In the data, extract each line that holds the string "this".

(Data excerpts)

>> START

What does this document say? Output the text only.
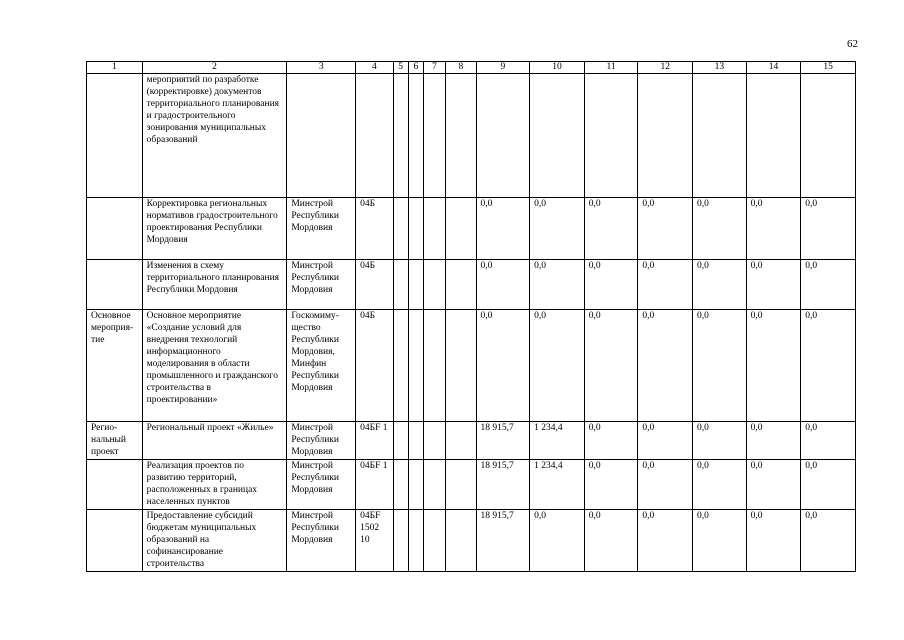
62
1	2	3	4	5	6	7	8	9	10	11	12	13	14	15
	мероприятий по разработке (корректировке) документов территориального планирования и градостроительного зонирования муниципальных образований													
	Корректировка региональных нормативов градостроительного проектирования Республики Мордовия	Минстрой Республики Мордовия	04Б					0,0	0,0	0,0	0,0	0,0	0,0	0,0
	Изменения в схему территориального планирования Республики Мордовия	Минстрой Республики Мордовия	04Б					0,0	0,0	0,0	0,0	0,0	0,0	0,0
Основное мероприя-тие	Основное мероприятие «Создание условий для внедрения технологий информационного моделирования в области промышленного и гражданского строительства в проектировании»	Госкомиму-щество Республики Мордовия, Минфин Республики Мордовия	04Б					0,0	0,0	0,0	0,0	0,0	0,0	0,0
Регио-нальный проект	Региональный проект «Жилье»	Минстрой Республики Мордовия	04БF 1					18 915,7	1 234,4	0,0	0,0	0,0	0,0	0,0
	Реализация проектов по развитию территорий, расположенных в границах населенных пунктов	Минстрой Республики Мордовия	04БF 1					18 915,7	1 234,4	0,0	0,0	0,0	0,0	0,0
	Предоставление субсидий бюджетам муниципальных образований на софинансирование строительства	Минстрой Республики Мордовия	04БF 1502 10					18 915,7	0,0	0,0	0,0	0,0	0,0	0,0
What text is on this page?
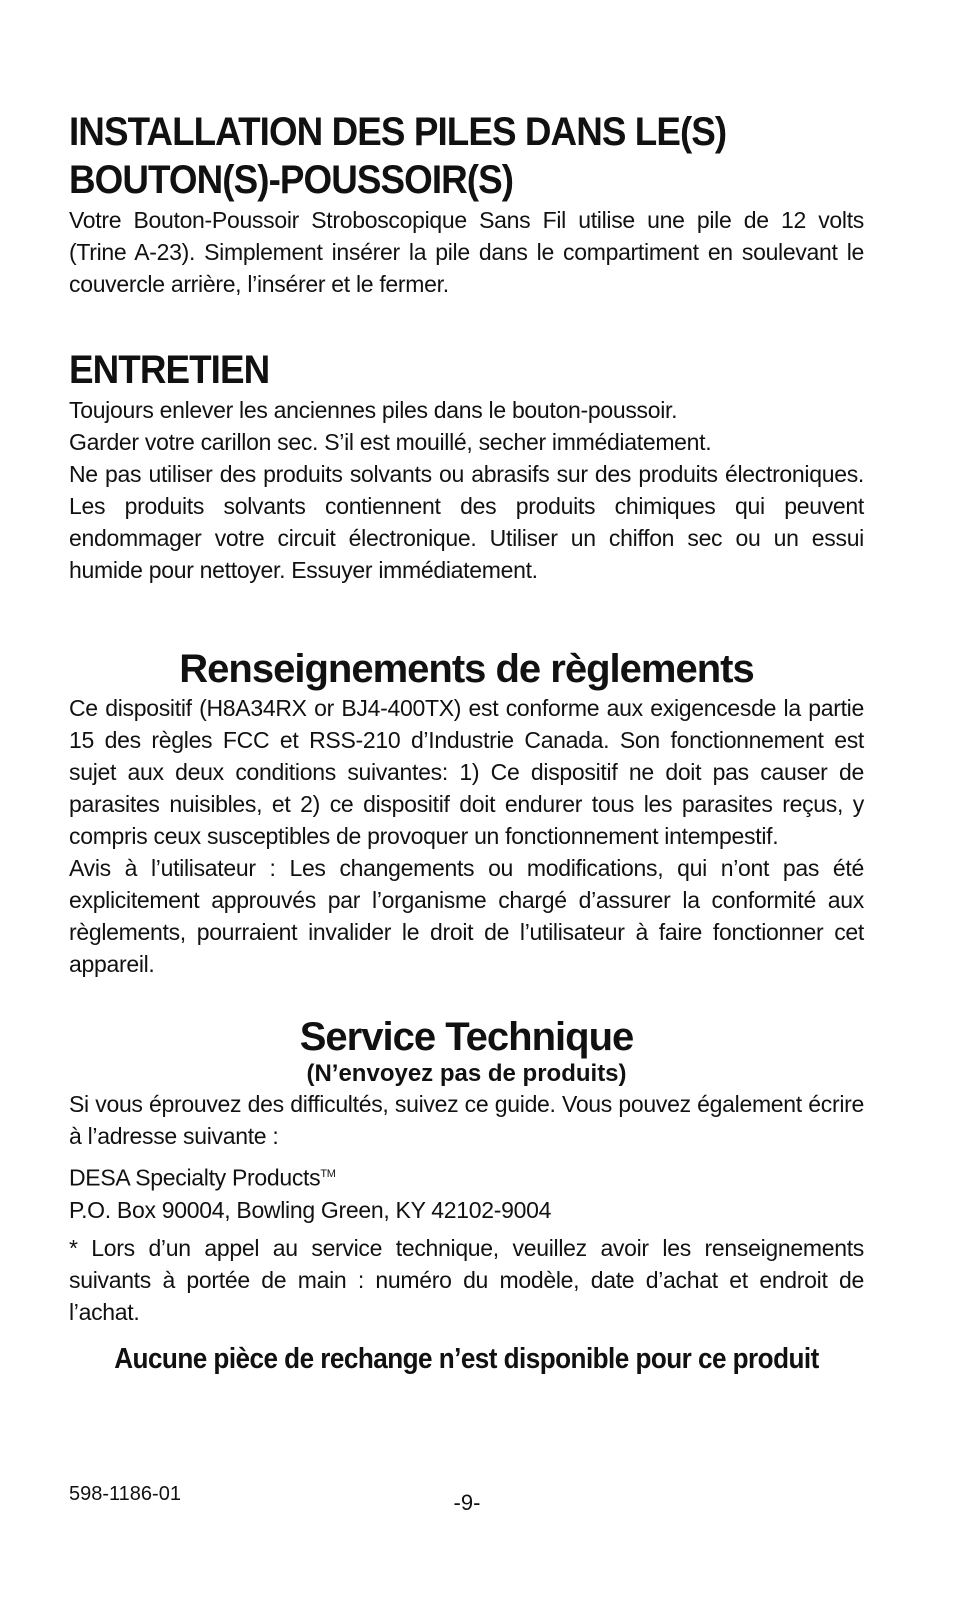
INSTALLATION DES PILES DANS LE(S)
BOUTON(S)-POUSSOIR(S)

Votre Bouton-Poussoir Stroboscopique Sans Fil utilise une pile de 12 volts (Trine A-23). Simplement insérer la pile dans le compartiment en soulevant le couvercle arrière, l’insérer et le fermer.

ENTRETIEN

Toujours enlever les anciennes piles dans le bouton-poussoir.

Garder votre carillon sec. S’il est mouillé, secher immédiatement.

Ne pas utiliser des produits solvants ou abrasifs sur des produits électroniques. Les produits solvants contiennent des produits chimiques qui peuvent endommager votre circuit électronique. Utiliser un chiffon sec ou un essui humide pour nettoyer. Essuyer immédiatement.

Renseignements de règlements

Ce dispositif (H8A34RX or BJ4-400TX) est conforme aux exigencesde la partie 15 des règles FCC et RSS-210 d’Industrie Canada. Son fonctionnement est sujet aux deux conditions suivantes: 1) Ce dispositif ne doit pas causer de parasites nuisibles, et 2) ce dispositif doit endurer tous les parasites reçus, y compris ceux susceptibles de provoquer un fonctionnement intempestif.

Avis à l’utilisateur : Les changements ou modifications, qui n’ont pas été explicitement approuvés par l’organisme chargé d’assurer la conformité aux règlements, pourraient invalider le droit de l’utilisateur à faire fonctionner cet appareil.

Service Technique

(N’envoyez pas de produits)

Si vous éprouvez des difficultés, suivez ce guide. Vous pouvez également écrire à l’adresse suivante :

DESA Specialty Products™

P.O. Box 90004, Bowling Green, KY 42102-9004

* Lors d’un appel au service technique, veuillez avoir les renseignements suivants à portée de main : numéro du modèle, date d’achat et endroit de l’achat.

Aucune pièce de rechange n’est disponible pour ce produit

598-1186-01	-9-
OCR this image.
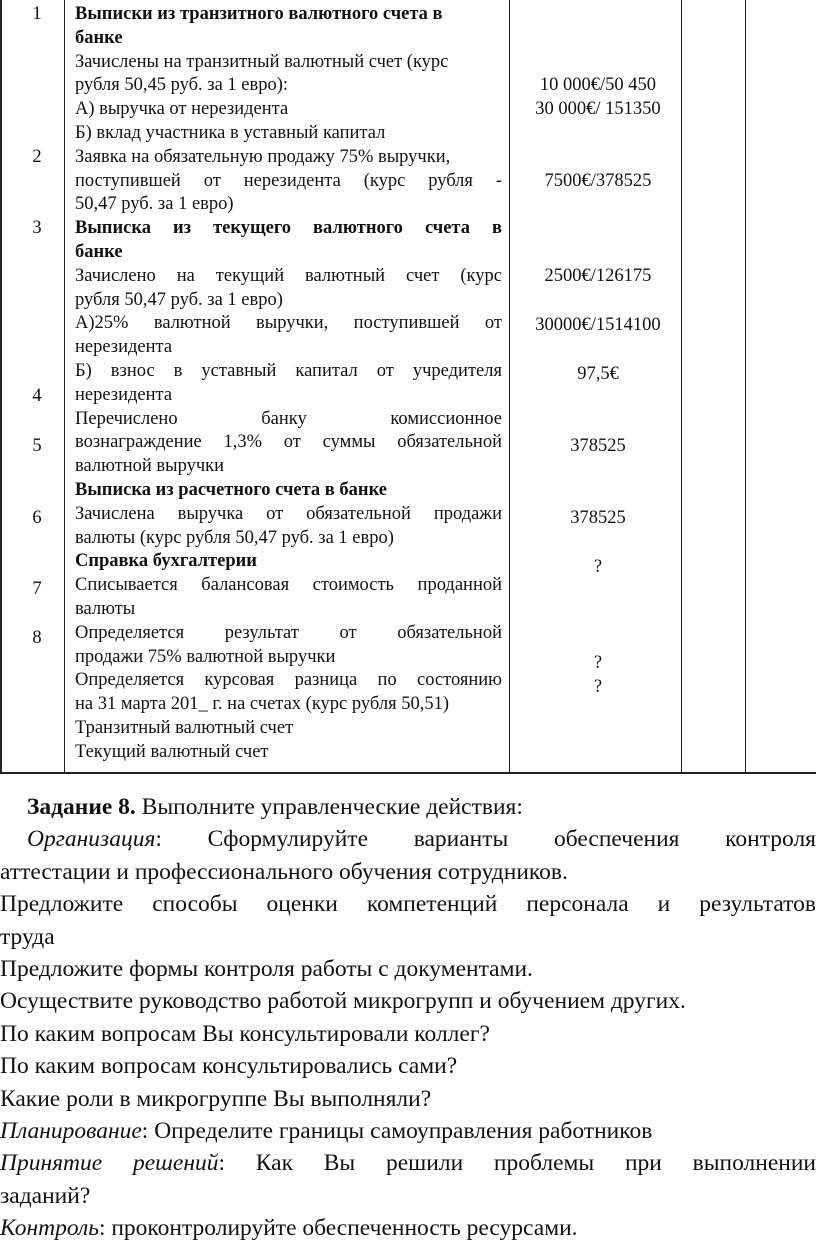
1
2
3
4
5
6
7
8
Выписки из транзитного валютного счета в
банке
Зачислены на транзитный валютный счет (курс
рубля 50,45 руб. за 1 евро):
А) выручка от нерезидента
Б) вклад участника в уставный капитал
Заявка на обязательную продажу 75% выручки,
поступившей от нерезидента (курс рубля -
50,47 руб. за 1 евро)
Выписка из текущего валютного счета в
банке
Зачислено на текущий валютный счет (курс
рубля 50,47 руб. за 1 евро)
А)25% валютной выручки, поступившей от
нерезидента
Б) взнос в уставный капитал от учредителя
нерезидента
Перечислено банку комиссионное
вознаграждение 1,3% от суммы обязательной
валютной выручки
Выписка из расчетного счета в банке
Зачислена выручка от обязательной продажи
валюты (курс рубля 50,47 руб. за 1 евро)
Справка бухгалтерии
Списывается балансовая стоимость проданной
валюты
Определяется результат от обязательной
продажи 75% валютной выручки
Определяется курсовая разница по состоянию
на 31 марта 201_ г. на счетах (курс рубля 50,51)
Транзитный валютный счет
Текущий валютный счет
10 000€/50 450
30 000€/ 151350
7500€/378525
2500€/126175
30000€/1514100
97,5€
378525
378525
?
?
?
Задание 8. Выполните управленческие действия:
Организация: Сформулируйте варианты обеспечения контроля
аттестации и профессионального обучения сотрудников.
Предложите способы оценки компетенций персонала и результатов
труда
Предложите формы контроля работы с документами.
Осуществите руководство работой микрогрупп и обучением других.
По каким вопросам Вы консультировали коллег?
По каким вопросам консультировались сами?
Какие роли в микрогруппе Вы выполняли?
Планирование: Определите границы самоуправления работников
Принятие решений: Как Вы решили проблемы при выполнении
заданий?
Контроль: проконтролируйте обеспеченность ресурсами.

>> END

• [OUTPUT OF THE TASK]
What does this document say? Output the text only.
What text is on this page?
OCR this image.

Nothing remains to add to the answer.